Items from a data source
══════
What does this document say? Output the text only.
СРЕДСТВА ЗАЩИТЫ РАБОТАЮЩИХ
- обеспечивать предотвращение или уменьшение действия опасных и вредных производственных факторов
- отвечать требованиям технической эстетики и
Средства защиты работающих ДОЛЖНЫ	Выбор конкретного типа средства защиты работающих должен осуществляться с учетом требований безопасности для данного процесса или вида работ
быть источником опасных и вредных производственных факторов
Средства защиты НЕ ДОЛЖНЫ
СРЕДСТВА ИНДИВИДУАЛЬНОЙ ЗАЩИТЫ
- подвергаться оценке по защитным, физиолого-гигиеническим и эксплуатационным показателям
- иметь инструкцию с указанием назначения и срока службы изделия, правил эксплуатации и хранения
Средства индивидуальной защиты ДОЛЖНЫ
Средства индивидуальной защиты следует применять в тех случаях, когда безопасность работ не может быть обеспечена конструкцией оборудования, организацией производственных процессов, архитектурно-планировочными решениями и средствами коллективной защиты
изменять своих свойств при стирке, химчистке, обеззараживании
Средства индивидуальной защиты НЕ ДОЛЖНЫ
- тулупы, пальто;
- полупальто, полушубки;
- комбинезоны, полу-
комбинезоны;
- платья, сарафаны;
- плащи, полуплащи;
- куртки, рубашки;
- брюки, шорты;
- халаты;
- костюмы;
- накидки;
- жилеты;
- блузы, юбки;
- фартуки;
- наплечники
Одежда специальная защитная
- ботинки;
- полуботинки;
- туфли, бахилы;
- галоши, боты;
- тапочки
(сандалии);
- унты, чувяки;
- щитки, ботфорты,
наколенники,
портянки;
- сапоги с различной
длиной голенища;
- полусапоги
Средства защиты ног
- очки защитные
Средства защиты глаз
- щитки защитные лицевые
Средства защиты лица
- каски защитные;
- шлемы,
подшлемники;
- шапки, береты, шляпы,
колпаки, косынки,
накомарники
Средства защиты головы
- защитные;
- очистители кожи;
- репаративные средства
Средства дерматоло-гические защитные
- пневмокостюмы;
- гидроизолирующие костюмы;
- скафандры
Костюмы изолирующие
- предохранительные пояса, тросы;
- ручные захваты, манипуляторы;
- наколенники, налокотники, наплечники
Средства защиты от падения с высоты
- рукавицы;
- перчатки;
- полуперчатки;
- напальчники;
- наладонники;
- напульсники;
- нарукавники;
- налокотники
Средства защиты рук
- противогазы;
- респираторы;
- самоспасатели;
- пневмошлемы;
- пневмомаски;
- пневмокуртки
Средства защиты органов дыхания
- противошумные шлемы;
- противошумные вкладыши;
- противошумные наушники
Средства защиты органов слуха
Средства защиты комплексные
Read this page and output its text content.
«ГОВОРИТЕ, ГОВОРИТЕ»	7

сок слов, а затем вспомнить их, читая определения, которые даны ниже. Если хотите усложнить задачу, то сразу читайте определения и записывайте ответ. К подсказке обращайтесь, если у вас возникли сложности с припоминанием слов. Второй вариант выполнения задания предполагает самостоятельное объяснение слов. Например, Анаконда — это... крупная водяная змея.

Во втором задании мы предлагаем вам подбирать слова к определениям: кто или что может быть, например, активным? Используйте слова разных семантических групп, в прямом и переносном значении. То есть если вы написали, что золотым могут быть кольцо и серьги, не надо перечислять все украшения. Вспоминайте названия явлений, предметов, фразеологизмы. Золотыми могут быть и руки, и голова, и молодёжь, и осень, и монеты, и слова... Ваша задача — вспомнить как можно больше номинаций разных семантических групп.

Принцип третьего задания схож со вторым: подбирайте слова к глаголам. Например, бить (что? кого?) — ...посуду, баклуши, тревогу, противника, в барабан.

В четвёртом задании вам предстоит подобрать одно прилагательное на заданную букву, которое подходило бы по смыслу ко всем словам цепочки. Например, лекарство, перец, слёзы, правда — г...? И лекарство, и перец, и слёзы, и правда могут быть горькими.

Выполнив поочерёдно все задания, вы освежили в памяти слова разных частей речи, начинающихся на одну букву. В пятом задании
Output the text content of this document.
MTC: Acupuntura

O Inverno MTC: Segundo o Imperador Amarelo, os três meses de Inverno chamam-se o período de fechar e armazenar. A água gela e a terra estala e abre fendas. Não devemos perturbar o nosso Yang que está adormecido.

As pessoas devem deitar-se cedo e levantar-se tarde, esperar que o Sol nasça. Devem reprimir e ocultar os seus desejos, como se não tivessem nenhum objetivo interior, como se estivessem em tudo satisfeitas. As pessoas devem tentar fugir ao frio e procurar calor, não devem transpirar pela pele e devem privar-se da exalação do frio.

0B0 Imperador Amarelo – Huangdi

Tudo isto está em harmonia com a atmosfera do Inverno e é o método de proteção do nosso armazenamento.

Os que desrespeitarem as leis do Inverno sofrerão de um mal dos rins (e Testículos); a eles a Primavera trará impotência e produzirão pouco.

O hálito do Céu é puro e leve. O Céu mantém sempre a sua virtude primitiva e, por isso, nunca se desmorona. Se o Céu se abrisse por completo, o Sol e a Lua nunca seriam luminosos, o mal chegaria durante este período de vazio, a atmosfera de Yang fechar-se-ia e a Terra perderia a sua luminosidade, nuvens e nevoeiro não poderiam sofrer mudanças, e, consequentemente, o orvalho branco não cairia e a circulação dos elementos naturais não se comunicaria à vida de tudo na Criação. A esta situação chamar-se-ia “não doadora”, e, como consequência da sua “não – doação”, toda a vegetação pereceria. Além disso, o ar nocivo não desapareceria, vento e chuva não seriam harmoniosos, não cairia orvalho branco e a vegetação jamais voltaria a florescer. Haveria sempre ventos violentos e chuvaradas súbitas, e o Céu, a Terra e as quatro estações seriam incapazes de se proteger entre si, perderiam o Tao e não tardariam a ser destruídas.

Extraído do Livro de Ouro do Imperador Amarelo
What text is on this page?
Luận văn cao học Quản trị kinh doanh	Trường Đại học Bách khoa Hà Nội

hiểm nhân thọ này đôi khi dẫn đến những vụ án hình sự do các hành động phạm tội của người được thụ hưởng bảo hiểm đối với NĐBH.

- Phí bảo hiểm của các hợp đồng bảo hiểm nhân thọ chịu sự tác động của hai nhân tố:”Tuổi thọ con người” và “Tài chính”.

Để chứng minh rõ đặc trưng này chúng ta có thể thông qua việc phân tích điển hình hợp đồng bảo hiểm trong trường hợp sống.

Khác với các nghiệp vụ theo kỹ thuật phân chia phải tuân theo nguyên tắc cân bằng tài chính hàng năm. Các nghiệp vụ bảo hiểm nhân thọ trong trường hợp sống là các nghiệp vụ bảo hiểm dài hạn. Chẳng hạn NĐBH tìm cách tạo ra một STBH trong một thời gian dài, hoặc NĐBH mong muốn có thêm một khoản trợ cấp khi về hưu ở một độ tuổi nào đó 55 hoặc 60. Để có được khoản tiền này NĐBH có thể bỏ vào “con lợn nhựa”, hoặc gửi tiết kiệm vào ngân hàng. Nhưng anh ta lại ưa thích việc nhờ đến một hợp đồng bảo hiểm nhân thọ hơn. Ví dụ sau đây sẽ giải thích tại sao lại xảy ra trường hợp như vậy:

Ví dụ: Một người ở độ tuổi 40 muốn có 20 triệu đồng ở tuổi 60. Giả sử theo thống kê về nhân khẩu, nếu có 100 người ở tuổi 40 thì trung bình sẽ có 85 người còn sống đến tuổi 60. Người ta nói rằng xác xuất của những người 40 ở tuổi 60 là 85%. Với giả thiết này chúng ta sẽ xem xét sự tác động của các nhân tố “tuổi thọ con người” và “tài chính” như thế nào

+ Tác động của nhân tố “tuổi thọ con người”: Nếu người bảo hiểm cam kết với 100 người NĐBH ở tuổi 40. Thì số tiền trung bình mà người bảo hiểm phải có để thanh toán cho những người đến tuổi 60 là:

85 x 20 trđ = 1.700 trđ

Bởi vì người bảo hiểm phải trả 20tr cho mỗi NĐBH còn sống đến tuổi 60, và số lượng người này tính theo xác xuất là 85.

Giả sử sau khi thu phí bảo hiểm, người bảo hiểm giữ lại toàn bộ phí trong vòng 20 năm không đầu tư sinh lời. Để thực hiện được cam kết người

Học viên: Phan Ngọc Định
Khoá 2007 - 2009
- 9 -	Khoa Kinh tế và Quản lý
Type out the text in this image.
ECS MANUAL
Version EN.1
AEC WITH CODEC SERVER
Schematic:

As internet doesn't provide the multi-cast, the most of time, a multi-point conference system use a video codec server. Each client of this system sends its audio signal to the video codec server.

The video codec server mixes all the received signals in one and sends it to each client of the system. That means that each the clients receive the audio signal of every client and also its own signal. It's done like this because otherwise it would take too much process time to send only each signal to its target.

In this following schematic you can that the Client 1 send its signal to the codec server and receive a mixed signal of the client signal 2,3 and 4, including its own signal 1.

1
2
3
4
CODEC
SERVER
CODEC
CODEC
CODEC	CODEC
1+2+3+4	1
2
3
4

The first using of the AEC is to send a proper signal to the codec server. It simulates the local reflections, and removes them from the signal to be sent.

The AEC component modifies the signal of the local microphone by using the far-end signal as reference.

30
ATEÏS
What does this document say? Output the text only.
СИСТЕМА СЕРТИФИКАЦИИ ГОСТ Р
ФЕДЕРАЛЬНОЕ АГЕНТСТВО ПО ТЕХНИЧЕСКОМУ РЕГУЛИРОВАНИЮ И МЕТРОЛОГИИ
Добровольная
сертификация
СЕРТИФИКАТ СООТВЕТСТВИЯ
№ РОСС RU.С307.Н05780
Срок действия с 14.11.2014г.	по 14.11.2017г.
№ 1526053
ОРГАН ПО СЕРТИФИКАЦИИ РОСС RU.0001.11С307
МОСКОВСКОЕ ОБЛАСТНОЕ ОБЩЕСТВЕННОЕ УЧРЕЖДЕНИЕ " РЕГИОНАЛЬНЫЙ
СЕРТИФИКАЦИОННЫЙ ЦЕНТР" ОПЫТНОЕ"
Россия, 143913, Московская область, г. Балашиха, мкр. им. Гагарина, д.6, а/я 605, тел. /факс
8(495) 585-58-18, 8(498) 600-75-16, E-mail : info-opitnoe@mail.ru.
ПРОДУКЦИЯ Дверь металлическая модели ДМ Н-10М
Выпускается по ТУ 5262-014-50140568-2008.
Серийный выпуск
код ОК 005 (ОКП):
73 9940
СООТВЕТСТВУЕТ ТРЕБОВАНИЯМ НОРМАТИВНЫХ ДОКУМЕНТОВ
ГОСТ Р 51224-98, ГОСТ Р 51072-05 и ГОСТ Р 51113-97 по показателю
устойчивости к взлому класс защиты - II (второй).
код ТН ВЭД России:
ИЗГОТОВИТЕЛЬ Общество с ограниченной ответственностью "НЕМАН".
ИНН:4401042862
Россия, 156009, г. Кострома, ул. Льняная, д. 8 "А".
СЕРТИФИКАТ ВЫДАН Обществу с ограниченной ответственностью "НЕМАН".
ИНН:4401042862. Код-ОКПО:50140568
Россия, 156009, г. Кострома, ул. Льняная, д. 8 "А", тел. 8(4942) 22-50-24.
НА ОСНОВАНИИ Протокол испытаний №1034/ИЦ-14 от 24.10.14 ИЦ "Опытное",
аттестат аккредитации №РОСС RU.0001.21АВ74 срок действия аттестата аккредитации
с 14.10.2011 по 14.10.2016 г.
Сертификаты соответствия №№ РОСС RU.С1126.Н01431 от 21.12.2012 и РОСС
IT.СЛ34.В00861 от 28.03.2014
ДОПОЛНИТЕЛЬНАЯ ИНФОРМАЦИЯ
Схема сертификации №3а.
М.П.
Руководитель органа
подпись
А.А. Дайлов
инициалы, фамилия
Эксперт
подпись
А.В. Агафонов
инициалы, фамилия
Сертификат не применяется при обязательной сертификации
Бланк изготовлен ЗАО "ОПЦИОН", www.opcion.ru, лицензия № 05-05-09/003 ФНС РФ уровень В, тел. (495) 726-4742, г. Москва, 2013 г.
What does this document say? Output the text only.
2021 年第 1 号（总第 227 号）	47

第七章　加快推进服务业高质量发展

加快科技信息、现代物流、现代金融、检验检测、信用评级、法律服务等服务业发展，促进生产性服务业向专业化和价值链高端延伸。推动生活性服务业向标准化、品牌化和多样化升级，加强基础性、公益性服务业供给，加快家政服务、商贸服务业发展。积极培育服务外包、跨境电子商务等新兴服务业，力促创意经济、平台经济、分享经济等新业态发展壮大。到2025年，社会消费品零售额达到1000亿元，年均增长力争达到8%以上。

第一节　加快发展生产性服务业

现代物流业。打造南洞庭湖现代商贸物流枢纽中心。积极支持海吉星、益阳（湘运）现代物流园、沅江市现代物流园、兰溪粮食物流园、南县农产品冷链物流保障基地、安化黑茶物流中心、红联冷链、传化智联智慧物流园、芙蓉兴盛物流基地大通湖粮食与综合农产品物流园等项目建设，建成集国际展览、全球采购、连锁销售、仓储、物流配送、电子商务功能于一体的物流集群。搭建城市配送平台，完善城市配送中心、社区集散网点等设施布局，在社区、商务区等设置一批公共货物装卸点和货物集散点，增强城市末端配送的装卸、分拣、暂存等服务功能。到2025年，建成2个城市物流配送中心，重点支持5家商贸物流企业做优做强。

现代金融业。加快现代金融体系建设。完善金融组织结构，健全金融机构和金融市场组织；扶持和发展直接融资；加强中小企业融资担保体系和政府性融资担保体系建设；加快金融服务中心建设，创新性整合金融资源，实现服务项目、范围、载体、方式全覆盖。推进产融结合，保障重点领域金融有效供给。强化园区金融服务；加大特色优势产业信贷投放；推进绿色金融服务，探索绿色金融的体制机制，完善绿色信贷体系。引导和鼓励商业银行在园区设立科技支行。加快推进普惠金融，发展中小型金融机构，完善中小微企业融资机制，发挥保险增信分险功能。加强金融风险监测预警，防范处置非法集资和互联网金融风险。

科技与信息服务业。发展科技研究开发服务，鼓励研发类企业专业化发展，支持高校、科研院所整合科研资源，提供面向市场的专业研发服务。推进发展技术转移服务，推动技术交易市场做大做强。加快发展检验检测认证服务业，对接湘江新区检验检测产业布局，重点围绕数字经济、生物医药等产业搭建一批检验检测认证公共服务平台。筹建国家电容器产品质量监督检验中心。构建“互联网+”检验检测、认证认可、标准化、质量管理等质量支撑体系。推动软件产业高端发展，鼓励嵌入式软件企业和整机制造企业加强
══════
Directive.
Above are lines of data; state how many of them contain the word "наколенники", with no other output.

Output for this task.
2